§ **Records supplied**

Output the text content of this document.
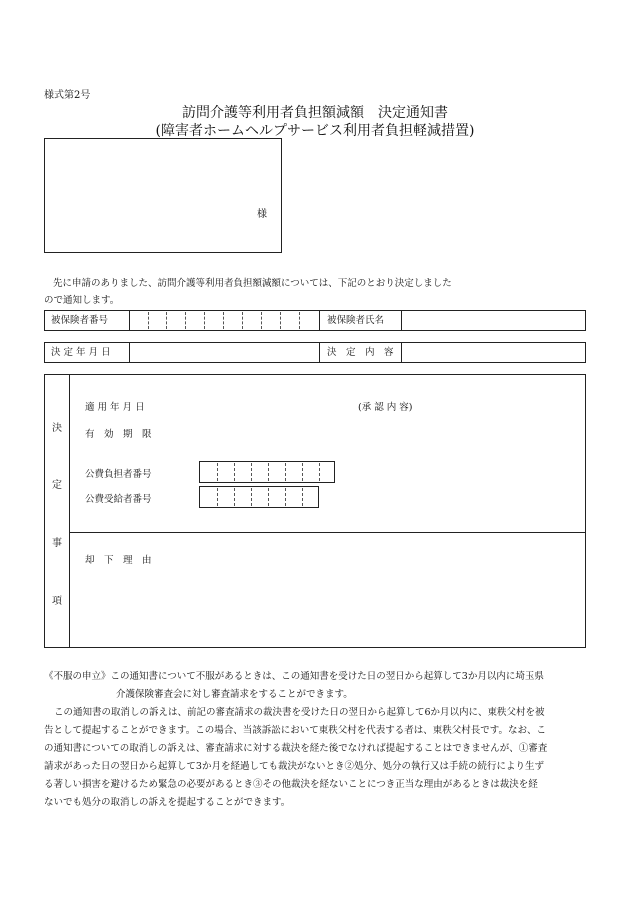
様式第2号
訪問介護等利用者負担額減額　決定通知書
(障害者ホームヘルプサービス利用者負担軽減措置)
様

先に申請のありました、訪問介護等利用者負担額減額については、下記のとおり決定しました

ので通知します。

被保険者番号	被保険者氏名
決 定 年 月 日	決　定　内　容
決
定
事
項
適 用 年 月 日	(承 認 内 容)
有　効　期　限
公費負担者番号
公費受給者番号
却　下　理　由

《不服の申立》この通知書について不服があるときは、この通知書を受けた日の翌日から起算して3か月以内に埼玉県

介護保険審査会に対し審査請求をすることができます。

この通知書の取消しの訴えは、前記の審査請求の裁決書を受けた日の翌日から起算して6か月以内に、東秩父村を被

告として提起することができます。この場合、当該訴訟において東秩父村を代表する者は、東秩父村長です。なお、こ

の通知書についての取消しの訴えは、審査請求に対する裁決を経た後でなければ提起することはできませんが、①審査

請求があった日の翌日から起算して3か月を経過しても裁決がないとき②処分、処分の執行又は手続の続行により生ず

る著しい損害を避けるため緊急の必要があるとき③その他裁決を経ないことにつき正当な理由があるときは裁決を経

ないでも処分の取消しの訴えを提起することができます。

§ **What needs to be done**
Leave out the pictures and transcribe everything else exactly.

§ **Expected output**
Output the text content of this document.
様式第2号
訪問介護等利用者負担額減額　決定通知書
(障害者ホームヘルプサービス利用者負担軽減措置)
様

先に申請のありました、訪問介護等利用者負担額減額については、下記のとおり決定しました

ので通知します。

被保険者番号	被保険者氏名
決 定 年 月 日	決　定　内　容
決
定
事
項
適 用 年 月 日	(承 認 内 容)
有　効　期　限
公費負担者番号
公費受給者番号
却　下　理　由

《不服の申立》この通知書について不服があるときは、この通知書を受けた日の翌日から起算して3か月以内に埼玉県

介護保険審査会に対し審査請求をすることができます。

この通知書の取消しの訴えは、前記の審査請求の裁決書を受けた日の翌日から起算して6か月以内に、東秩父村を被

告として提起することができます。この場合、当該訴訟において東秩父村を代表する者は、東秩父村長です。なお、こ

の通知書についての取消しの訴えは、審査請求に対する裁決を経た後でなければ提起することはできませんが、①審査

請求があった日の翌日から起算して3か月を経過しても裁決がないとき②処分、処分の執行又は手続の続行により生ず

る著しい損害を避けるため緊急の必要があるとき③その他裁決を経ないことにつき正当な理由があるときは裁決を経

ないでも処分の取消しの訴えを提起することができます。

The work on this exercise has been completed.